======== Given entries
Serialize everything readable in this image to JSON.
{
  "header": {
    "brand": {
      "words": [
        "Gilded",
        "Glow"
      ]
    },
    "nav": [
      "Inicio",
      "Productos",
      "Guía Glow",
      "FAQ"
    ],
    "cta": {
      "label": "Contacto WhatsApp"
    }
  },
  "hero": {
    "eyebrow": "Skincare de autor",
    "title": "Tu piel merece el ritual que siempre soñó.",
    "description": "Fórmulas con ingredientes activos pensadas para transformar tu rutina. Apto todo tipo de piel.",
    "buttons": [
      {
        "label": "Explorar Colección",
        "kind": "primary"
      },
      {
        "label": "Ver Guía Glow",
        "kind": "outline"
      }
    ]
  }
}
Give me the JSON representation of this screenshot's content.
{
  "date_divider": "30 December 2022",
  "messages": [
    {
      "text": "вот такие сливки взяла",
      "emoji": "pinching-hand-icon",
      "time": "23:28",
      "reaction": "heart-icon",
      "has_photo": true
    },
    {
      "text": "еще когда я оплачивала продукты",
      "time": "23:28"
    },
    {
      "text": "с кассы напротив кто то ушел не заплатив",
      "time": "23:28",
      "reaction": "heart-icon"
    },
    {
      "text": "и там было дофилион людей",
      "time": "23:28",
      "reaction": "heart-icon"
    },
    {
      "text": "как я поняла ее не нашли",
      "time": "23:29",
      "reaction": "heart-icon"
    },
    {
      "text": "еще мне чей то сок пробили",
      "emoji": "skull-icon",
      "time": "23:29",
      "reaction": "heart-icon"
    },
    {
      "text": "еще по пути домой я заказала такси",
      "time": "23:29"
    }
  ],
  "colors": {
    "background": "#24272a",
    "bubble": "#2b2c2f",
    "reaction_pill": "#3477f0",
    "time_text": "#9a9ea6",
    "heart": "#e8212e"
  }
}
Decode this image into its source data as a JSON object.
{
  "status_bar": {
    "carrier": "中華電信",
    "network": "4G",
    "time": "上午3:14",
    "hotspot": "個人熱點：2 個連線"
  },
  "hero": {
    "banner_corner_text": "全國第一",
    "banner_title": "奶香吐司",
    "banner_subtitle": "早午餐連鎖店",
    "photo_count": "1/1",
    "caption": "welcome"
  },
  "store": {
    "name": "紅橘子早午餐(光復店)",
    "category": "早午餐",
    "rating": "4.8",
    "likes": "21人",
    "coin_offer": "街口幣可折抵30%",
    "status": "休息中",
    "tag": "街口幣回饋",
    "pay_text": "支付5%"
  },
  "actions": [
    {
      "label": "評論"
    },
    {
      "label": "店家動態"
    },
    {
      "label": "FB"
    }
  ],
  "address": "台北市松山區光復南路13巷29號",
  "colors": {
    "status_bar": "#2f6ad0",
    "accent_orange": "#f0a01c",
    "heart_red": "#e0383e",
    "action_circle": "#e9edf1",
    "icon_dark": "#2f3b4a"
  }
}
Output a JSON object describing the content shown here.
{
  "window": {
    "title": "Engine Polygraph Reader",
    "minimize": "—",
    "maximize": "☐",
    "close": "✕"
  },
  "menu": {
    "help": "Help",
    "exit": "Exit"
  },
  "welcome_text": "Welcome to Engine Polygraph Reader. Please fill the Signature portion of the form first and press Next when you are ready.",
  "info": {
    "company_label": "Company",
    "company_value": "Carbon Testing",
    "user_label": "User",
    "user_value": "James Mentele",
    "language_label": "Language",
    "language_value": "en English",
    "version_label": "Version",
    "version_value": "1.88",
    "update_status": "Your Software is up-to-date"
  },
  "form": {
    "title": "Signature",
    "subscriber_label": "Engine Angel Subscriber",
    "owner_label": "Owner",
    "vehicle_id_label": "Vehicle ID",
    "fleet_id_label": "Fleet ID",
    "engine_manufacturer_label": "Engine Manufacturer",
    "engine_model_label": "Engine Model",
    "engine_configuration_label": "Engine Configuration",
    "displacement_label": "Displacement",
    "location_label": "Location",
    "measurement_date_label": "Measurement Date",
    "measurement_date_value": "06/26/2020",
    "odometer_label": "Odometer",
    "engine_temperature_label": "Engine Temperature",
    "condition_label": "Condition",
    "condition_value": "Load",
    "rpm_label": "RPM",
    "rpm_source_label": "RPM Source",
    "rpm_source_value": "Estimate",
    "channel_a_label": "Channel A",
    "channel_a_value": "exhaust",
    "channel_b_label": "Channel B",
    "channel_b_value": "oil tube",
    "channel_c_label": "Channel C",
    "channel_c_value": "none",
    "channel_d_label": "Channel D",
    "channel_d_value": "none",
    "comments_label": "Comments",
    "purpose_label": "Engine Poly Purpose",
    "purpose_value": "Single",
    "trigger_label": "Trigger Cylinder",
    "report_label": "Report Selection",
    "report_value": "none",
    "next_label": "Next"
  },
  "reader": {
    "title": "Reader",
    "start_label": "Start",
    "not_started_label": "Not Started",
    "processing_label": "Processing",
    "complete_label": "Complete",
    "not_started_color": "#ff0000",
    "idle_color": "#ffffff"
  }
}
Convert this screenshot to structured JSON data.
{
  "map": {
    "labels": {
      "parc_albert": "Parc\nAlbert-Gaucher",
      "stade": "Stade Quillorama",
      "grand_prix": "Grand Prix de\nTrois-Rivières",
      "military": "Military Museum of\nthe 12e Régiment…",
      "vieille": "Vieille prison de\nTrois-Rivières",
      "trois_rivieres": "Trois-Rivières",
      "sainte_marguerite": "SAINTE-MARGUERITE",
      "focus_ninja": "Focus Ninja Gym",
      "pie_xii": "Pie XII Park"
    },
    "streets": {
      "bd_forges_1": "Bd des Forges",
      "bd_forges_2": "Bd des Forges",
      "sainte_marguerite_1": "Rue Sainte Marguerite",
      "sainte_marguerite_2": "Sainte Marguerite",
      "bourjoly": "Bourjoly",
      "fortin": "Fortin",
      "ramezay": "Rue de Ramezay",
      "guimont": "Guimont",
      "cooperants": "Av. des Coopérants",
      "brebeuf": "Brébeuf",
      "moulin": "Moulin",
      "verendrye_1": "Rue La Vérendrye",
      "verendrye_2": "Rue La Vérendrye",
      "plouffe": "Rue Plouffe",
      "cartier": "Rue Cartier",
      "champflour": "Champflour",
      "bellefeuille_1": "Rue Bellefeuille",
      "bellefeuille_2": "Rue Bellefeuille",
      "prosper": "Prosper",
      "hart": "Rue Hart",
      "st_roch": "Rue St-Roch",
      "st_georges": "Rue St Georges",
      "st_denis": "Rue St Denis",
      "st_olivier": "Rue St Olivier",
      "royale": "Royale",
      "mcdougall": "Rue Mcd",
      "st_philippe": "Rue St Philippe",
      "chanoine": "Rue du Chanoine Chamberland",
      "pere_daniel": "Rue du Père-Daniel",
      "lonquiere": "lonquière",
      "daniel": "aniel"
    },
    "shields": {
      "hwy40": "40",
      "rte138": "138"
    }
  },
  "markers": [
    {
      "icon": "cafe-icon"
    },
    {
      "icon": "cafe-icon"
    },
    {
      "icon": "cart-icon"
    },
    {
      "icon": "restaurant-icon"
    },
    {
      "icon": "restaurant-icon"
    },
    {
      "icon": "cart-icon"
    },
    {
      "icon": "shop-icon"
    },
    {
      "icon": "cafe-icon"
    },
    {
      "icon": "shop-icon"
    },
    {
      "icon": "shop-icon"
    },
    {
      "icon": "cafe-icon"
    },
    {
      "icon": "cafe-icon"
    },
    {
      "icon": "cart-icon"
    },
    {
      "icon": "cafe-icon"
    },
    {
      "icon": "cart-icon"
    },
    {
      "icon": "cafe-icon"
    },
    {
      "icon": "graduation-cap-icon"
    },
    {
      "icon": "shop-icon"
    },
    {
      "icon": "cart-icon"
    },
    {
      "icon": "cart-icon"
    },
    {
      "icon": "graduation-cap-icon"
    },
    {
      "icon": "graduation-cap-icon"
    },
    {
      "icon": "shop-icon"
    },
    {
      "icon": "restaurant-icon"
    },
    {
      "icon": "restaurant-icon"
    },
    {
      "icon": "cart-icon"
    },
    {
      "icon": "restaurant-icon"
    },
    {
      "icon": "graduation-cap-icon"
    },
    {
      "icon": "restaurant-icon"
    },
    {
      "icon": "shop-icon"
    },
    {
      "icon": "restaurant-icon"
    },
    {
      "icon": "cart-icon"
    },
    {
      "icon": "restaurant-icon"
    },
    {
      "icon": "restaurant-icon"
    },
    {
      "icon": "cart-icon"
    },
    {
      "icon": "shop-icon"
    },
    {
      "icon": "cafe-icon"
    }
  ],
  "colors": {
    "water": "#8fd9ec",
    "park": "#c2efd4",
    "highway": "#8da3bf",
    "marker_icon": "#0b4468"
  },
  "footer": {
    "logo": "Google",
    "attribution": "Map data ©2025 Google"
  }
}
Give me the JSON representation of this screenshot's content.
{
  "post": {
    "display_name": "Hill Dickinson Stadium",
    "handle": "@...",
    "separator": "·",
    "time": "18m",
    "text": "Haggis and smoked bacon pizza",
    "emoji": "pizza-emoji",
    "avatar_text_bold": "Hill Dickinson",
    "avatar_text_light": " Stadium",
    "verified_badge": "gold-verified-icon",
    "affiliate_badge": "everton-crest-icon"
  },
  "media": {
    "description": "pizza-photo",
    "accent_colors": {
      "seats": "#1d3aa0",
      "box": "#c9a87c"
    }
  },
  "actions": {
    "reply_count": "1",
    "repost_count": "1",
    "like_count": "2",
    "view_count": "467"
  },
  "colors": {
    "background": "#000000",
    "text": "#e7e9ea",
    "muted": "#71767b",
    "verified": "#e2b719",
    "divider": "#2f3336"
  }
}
================
__Problem__:
Pick out every line above that holds the word "Bellefeuille" and copy it.

__Answer to the exercise__:
      "bellefeuille_1": "Rue Bellefeuille",
      "bellefeuille_2": "Rue Bellefeuille",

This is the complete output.